## Task directions
State how many lines of the entries hold the string "jest". Reply with the number alone.

------ Supplied information

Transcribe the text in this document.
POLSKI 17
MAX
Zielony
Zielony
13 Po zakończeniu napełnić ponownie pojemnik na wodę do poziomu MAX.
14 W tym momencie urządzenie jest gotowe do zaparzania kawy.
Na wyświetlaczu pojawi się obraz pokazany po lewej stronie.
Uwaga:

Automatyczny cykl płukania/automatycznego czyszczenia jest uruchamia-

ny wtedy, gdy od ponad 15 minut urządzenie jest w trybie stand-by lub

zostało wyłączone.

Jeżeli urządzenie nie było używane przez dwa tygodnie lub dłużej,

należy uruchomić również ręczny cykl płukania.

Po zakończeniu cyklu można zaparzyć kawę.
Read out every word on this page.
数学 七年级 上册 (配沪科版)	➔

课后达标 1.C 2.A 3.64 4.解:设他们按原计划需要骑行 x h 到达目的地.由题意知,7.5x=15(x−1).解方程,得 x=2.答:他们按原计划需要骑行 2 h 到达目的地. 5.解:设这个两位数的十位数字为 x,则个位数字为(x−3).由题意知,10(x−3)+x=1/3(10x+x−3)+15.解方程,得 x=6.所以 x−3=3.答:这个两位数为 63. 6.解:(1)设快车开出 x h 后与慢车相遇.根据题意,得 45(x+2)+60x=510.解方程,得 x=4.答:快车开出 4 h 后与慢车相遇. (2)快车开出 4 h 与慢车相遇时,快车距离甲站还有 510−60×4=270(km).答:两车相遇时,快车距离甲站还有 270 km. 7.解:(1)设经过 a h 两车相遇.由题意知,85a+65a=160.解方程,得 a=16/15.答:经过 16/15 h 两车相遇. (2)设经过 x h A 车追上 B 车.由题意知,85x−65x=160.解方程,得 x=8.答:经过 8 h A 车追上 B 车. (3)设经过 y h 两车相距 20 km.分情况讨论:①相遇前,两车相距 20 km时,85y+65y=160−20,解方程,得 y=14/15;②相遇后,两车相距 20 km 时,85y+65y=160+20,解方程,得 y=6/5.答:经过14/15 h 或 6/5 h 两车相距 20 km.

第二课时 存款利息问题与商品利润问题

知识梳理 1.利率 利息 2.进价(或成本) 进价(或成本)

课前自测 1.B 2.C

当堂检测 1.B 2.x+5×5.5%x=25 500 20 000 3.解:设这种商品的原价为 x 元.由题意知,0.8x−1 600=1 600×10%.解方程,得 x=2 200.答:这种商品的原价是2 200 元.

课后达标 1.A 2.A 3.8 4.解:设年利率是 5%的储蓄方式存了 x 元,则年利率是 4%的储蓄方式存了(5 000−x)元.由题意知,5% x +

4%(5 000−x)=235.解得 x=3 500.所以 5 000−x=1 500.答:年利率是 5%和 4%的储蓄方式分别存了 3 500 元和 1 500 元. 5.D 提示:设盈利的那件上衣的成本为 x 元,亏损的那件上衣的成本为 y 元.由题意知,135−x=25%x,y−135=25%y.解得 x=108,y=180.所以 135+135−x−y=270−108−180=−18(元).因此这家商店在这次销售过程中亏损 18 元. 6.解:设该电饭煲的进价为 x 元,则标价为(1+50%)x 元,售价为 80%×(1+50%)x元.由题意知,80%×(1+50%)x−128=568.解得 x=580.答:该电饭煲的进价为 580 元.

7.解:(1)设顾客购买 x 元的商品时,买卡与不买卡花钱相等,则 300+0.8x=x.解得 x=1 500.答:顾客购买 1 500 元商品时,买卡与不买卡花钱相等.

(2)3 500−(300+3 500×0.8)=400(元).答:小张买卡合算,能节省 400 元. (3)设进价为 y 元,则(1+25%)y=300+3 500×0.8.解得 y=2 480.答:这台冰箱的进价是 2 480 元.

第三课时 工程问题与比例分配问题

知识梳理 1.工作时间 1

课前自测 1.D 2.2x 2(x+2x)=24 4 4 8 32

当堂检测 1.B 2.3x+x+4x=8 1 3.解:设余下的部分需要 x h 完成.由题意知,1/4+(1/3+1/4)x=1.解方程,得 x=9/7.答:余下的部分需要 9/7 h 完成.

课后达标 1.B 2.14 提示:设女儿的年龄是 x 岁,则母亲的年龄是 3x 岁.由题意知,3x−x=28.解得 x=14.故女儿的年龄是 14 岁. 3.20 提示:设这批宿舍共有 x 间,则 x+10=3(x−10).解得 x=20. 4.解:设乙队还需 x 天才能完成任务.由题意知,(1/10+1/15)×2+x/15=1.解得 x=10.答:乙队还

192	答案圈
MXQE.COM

------------

## Full output
3